— Start of Data rows —
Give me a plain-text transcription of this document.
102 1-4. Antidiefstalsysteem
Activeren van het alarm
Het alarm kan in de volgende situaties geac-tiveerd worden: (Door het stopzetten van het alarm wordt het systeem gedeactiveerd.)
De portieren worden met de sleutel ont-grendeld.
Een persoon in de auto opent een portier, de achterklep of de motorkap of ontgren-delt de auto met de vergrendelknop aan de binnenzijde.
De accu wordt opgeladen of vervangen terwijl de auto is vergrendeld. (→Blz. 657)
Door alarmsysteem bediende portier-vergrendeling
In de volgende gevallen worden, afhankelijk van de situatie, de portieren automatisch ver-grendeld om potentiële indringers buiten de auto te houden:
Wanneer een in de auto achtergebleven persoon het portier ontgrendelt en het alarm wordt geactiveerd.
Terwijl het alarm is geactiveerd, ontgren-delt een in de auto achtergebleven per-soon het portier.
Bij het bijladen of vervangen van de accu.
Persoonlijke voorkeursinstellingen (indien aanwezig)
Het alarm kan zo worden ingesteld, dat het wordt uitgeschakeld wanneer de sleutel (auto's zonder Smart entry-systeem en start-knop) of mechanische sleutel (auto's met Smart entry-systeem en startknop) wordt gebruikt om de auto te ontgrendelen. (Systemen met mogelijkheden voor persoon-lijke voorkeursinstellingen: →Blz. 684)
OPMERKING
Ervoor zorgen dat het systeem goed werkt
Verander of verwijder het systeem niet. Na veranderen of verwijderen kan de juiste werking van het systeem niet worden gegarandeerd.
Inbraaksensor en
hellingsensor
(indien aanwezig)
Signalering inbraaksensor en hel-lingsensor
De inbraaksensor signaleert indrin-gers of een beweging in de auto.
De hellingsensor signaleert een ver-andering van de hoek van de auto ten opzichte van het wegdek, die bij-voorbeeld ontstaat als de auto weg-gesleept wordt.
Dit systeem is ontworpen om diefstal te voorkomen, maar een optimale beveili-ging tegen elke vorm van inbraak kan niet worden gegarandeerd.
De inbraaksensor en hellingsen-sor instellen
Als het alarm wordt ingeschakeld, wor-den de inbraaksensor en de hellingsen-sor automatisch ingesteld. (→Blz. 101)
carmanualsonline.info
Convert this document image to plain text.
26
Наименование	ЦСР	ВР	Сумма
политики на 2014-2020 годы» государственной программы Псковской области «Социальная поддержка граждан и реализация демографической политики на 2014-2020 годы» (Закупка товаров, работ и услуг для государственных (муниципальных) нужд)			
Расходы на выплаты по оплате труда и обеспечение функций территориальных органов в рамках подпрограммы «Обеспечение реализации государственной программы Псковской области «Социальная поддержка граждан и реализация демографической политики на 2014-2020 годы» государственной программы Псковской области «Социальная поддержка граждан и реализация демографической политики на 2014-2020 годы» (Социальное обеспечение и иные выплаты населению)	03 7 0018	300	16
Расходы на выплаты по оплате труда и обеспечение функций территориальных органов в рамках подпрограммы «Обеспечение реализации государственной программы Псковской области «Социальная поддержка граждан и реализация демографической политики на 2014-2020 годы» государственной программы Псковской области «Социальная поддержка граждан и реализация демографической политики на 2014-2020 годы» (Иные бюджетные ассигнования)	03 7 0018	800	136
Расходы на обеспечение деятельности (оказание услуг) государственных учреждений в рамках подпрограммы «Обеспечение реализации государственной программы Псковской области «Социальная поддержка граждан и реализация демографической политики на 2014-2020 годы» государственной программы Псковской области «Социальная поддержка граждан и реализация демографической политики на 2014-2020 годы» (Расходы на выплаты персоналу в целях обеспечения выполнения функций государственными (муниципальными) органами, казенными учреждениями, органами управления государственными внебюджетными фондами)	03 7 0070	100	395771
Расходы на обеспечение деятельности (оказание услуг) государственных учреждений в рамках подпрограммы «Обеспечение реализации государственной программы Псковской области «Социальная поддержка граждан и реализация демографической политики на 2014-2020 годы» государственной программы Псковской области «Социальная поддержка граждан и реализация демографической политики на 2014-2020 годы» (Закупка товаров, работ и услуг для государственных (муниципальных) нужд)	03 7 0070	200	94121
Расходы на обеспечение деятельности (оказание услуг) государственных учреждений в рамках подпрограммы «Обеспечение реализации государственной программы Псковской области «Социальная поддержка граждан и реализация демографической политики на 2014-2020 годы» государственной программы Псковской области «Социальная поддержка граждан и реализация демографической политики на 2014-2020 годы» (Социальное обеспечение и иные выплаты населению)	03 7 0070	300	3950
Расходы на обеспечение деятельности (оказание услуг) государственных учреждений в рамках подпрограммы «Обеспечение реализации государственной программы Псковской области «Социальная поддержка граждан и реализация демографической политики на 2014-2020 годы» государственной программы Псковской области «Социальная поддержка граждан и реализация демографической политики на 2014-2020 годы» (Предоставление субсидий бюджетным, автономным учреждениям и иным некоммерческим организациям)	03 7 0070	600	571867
— End of Data rows —
• **The problem**
Set down the listing in full, keeping every word exactly as it is.

• **Solved exercise**
Give me a plain-text transcription of this document.
102 1-4. Antidiefstalsysteem
Activeren van het alarm
Het alarm kan in de volgende situaties geac-tiveerd worden: (Door het stopzetten van het alarm wordt het systeem gedeactiveerd.)
De portieren worden met de sleutel ont-grendeld.
Een persoon in de auto opent een portier, de achterklep of de motorkap of ontgren-delt de auto met de vergrendelknop aan de binnenzijde.
De accu wordt opgeladen of vervangen terwijl de auto is vergrendeld. (→Blz. 657)
Door alarmsysteem bediende portier-vergrendeling
In de volgende gevallen worden, afhankelijk van de situatie, de portieren automatisch ver-grendeld om potentiële indringers buiten de auto te houden:
Wanneer een in de auto achtergebleven persoon het portier ontgrendelt en het alarm wordt geactiveerd.
Terwijl het alarm is geactiveerd, ontgren-delt een in de auto achtergebleven per-soon het portier.
Bij het bijladen of vervangen van de accu.
Persoonlijke voorkeursinstellingen (indien aanwezig)
Het alarm kan zo worden ingesteld, dat het wordt uitgeschakeld wanneer de sleutel (auto's zonder Smart entry-systeem en start-knop) of mechanische sleutel (auto's met Smart entry-systeem en startknop) wordt gebruikt om de auto te ontgrendelen. (Systemen met mogelijkheden voor persoon-lijke voorkeursinstellingen: →Blz. 684)
OPMERKING
Ervoor zorgen dat het systeem goed werkt
Verander of verwijder het systeem niet. Na veranderen of verwijderen kan de juiste werking van het systeem niet worden gegarandeerd.
Inbraaksensor en
hellingsensor
(indien aanwezig)
Signalering inbraaksensor en hel-lingsensor
De inbraaksensor signaleert indrin-gers of een beweging in de auto.
De hellingsensor signaleert een ver-andering van de hoek van de auto ten opzichte van het wegdek, die bij-voorbeeld ontstaat als de auto weg-gesleept wordt.
Dit systeem is ontworpen om diefstal te voorkomen, maar een optimale beveili-ging tegen elke vorm van inbraak kan niet worden gegarandeerd.
De inbraaksensor en hellingsen-sor instellen
Als het alarm wordt ingeschakeld, wor-den de inbraaksensor en de hellingsen-sor automatisch ingesteld. (→Blz. 101)
carmanualsonline.info
Convert this document image to plain text.
26
Наименование	ЦСР	ВР	Сумма
политики на 2014-2020 годы» государственной программы Псковской области «Социальная поддержка граждан и реализация демографической политики на 2014-2020 годы» (Закупка товаров, работ и услуг для государственных (муниципальных) нужд)			
Расходы на выплаты по оплате труда и обеспечение функций территориальных органов в рамках подпрограммы «Обеспечение реализации государственной программы Псковской области «Социальная поддержка граждан и реализация демографической политики на 2014-2020 годы» государственной программы Псковской области «Социальная поддержка граждан и реализация демографической политики на 2014-2020 годы» (Социальное обеспечение и иные выплаты населению)	03 7 0018	300	16
Расходы на выплаты по оплате труда и обеспечение функций территориальных органов в рамках подпрограммы «Обеспечение реализации государственной программы Псковской области «Социальная поддержка граждан и реализация демографической политики на 2014-2020 годы» государственной программы Псковской области «Социальная поддержка граждан и реализация демографической политики на 2014-2020 годы» (Иные бюджетные ассигнования)	03 7 0018	800	136
Расходы на обеспечение деятельности (оказание услуг) государственных учреждений в рамках подпрограммы «Обеспечение реализации государственной программы Псковской области «Социальная поддержка граждан и реализация демографической политики на 2014-2020 годы» государственной программы Псковской области «Социальная поддержка граждан и реализация демографической политики на 2014-2020 годы» (Расходы на выплаты персоналу в целях обеспечения выполнения функций государственными (муниципальными) органами, казенными учреждениями, органами управления государственными внебюджетными фондами)	03 7 0070	100	395771
Расходы на обеспечение деятельности (оказание услуг) государственных учреждений в рамках подпрограммы «Обеспечение реализации государственной программы Псковской области «Социальная поддержка граждан и реализация демографической политики на 2014-2020 годы» государственной программы Псковской области «Социальная поддержка граждан и реализация демографической политики на 2014-2020 годы» (Закупка товаров, работ и услуг для государственных (муниципальных) нужд)	03 7 0070	200	94121
Расходы на обеспечение деятельности (оказание услуг) государственных учреждений в рамках подпрограммы «Обеспечение реализации государственной программы Псковской области «Социальная поддержка граждан и реализация демографической политики на 2014-2020 годы» государственной программы Псковской области «Социальная поддержка граждан и реализация демографической политики на 2014-2020 годы» (Социальное обеспечение и иные выплаты населению)	03 7 0070	300	3950
Расходы на обеспечение деятельности (оказание услуг) государственных учреждений в рамках подпрограммы «Обеспечение реализации государственной программы Псковской области «Социальная поддержка граждан и реализация демографической политики на 2014-2020 годы» государственной программы Псковской области «Социальная поддержка граждан и реализация демографической политики на 2014-2020 годы» (Предоставление субсидий бюджетным, автономным учреждениям и иным некоммерческим организациям)	03 7 0070	600	571867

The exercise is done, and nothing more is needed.